(What you should do): Check each line of the listing, and copy it if it contains the word "由此可見".
=-=-=-=-=
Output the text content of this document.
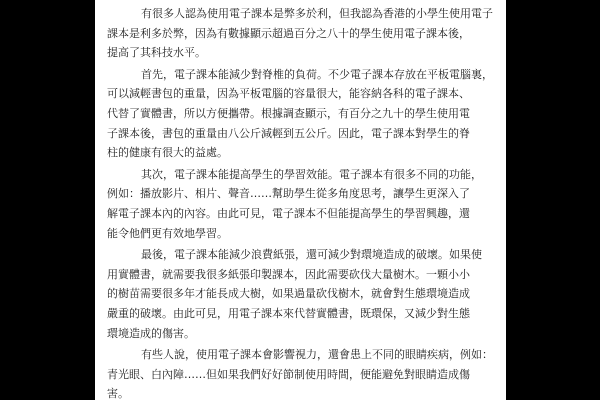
有很多人認為使用電子課本是弊多於利，但我認為香港的小學生使用電子
課本是利多於弊，因為有數據顯示超過百分之八十的學生使用電子課本後，
提高了其科技水平。

首先，電子課本能減少對脊椎的負荷。不少電子課本存放在平板電腦裏，
可以減輕書包的重量，因為平板電腦的容量很大，能容納各科的電子課本、
代替了實體書，所以方便攜帶。根據調查顯示，有百分之九十的學生使用電
子課本後，書包的重量由八公斤減輕到五公斤。因此，電子課本對學生的脊
柱的健康有很大的益處。

其次，電子課本能提高學生的學習效能。電子課本有很多不同的功能，
例如：播放影片、相片、聲音……幫助學生從多角度思考，讓學生更深入了
解電子課本內的內容。由此可見，電子課本不但能提高學生的學習興趣，還
能令他們更有效地學習。

最後，電子課本能減少浪費紙張，還可減少對環境造成的破壞。如果使
用實體書，就需要我很多紙張印製課本，因此需要砍伐大量樹木。一顆小小
的樹苗需要很多年才能長成大樹，如果過量砍伐樹木，就會對生態環境造成
嚴重的破壞。由此可見，用電子課本來代替實體書，既環保，又減少對生態
環境造成的傷害。

有些人說，使用電子課本會影響視力，還會患上不同的眼睛疾病，例如：
青光眼、白內障……但如果我們好好節制使用時間，便能避免對眼睛造成傷
害。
=-=-=-=-=
(Completed task):
解電子課本內的內容。由此可見，電子課本不但能提高學生的學習興趣，還
嚴重的破壞。由此可見，用電子課本來代替實體書，既環保，又減少對生態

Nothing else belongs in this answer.